Directions:
Copy out all the records exactly.

A run of records:
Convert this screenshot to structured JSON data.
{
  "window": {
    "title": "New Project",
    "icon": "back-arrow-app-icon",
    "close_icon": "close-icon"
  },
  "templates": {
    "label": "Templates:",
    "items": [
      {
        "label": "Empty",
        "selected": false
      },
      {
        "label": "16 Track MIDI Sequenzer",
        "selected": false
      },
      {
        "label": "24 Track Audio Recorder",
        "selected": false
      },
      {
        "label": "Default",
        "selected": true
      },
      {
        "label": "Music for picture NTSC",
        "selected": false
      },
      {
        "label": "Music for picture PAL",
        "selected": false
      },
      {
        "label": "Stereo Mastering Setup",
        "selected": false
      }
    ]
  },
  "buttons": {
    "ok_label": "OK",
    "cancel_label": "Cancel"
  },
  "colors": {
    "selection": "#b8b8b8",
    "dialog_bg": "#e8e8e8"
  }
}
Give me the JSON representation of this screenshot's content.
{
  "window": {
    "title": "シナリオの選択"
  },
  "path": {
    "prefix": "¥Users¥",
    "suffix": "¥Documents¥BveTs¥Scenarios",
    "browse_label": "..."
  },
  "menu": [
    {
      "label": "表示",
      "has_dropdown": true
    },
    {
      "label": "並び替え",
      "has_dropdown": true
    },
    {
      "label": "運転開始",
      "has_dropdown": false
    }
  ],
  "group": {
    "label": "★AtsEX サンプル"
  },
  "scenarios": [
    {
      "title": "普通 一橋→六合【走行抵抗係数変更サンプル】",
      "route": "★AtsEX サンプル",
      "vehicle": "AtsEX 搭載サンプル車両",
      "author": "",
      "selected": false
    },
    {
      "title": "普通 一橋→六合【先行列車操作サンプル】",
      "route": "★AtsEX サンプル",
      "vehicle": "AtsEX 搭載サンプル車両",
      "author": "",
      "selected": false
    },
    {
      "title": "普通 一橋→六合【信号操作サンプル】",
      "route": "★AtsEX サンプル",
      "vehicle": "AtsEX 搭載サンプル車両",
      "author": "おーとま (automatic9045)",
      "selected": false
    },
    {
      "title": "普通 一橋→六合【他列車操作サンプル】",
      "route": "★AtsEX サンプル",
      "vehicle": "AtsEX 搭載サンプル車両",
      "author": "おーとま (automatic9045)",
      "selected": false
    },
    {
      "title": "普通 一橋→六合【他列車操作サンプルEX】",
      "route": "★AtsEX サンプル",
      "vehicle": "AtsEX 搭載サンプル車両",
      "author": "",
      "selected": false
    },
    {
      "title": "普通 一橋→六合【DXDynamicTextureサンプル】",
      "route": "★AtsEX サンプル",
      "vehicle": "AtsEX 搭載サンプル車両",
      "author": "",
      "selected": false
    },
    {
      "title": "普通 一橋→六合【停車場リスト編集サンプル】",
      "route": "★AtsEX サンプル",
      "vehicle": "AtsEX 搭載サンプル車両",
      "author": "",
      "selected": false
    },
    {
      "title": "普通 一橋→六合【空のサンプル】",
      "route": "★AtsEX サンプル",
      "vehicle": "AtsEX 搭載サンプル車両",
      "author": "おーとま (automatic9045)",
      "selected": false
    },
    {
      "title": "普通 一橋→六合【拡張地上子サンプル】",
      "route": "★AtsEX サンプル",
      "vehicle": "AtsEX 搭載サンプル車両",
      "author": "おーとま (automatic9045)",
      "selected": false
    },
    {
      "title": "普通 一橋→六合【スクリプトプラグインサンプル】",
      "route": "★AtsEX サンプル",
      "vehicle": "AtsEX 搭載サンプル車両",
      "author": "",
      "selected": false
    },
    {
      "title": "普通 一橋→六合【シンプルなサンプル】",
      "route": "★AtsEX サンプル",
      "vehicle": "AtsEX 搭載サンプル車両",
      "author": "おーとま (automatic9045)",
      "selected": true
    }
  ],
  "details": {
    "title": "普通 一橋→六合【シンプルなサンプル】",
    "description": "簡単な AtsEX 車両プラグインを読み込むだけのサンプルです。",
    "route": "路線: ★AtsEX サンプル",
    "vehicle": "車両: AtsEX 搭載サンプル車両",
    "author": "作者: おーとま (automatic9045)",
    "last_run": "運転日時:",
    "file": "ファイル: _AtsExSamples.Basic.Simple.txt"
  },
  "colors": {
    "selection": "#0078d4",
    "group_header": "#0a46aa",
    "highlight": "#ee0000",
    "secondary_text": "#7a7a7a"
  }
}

In response:
Convert this screenshot to structured JSON data.
{
  "window": {
    "title": "New Project",
    "icon": "back-arrow-app-icon",
    "close_icon": "close-icon"
  },
  "templates": {
    "label": "Templates:",
    "items": [
      {
        "label": "Empty",
        "selected": false
      },
      {
        "label": "16 Track MIDI Sequenzer",
        "selected": false
      },
      {
        "label": "24 Track Audio Recorder",
        "selected": false
      },
      {
        "label": "Default",
        "selected": true
      },
      {
        "label": "Music for picture NTSC",
        "selected": false
      },
      {
        "label": "Music for picture PAL",
        "selected": false
      },
      {
        "label": "Stereo Mastering Setup",
        "selected": false
      }
    ]
  },
  "buttons": {
    "ok_label": "OK",
    "cancel_label": "Cancel"
  },
  "colors": {
    "selection": "#b8b8b8",
    "dialog_bg": "#e8e8e8"
  }
}
Give me the JSON representation of this screenshot's content.
{
  "window": {
    "title": "シナリオの選択"
  },
  "path": {
    "prefix": "¥Users¥",
    "suffix": "¥Documents¥BveTs¥Scenarios",
    "browse_label": "..."
  },
  "menu": [
    {
      "label": "表示",
      "has_dropdown": true
    },
    {
      "label": "並び替え",
      "has_dropdown": true
    },
    {
      "label": "運転開始",
      "has_dropdown": false
    }
  ],
  "group": {
    "label": "★AtsEX サンプル"
  },
  "scenarios": [
    {
      "title": "普通 一橋→六合【走行抵抗係数変更サンプル】",
      "route": "★AtsEX サンプル",
      "vehicle": "AtsEX 搭載サンプル車両",
      "author": "",
      "selected": false
    },
    {
      "title": "普通 一橋→六合【先行列車操作サンプル】",
      "route": "★AtsEX サンプル",
      "vehicle": "AtsEX 搭載サンプル車両",
      "author": "",
      "selected": false
    },
    {
      "title": "普通 一橋→六合【信号操作サンプル】",
      "route": "★AtsEX サンプル",
      "vehicle": "AtsEX 搭載サンプル車両",
      "author": "おーとま (automatic9045)",
      "selected": false
    },
    {
      "title": "普通 一橋→六合【他列車操作サンプル】",
      "route": "★AtsEX サンプル",
      "vehicle": "AtsEX 搭載サンプル車両",
      "author": "おーとま (automatic9045)",
      "selected": false
    },
    {
      "title": "普通 一橋→六合【他列車操作サンプルEX】",
      "route": "★AtsEX サンプル",
      "vehicle": "AtsEX 搭載サンプル車両",
      "author": "",
      "selected": false
    },
    {
      "title": "普通 一橋→六合【DXDynamicTextureサンプル】",
      "route": "★AtsEX サンプル",
      "vehicle": "AtsEX 搭載サンプル車両",
      "author": "",
      "selected": false
    },
    {
      "title": "普通 一橋→六合【停車場リスト編集サンプル】",
      "route": "★AtsEX サンプル",
      "vehicle": "AtsEX 搭載サンプル車両",
      "author": "",
      "selected": false
    },
    {
      "title": "普通 一橋→六合【空のサンプル】",
      "route": "★AtsEX サンプル",
      "vehicle": "AtsEX 搭載サンプル車両",
      "author": "おーとま (automatic9045)",
      "selected": false
    },
    {
      "title": "普通 一橋→六合【拡張地上子サンプル】",
      "route": "★AtsEX サンプル",
      "vehicle": "AtsEX 搭載サンプル車両",
      "author": "おーとま (automatic9045)",
      "selected": false
    },
    {
      "title": "普通 一橋→六合【スクリプトプラグインサンプル】",
      "route": "★AtsEX サンプル",
      "vehicle": "AtsEX 搭載サンプル車両",
      "author": "",
      "selected": false
    },
    {
      "title": "普通 一橋→六合【シンプルなサンプル】",
      "route": "★AtsEX サンプル",
      "vehicle": "AtsEX 搭載サンプル車両",
      "author": "おーとま (automatic9045)",
      "selected": true
    }
  ],
  "details": {
    "title": "普通 一橋→六合【シンプルなサンプル】",
    "description": "簡単な AtsEX 車両プラグインを読み込むだけのサンプルです。",
    "route": "路線: ★AtsEX サンプル",
    "vehicle": "車両: AtsEX 搭載サンプル車両",
    "author": "作者: おーとま (automatic9045)",
    "last_run": "運転日時:",
    "file": "ファイル: _AtsExSamples.Basic.Simple.txt"
  },
  "colors": {
    "selection": "#0078d4",
    "group_header": "#0a46aa",
    "highlight": "#ee0000",
    "secondary_text": "#7a7a7a"
  }
}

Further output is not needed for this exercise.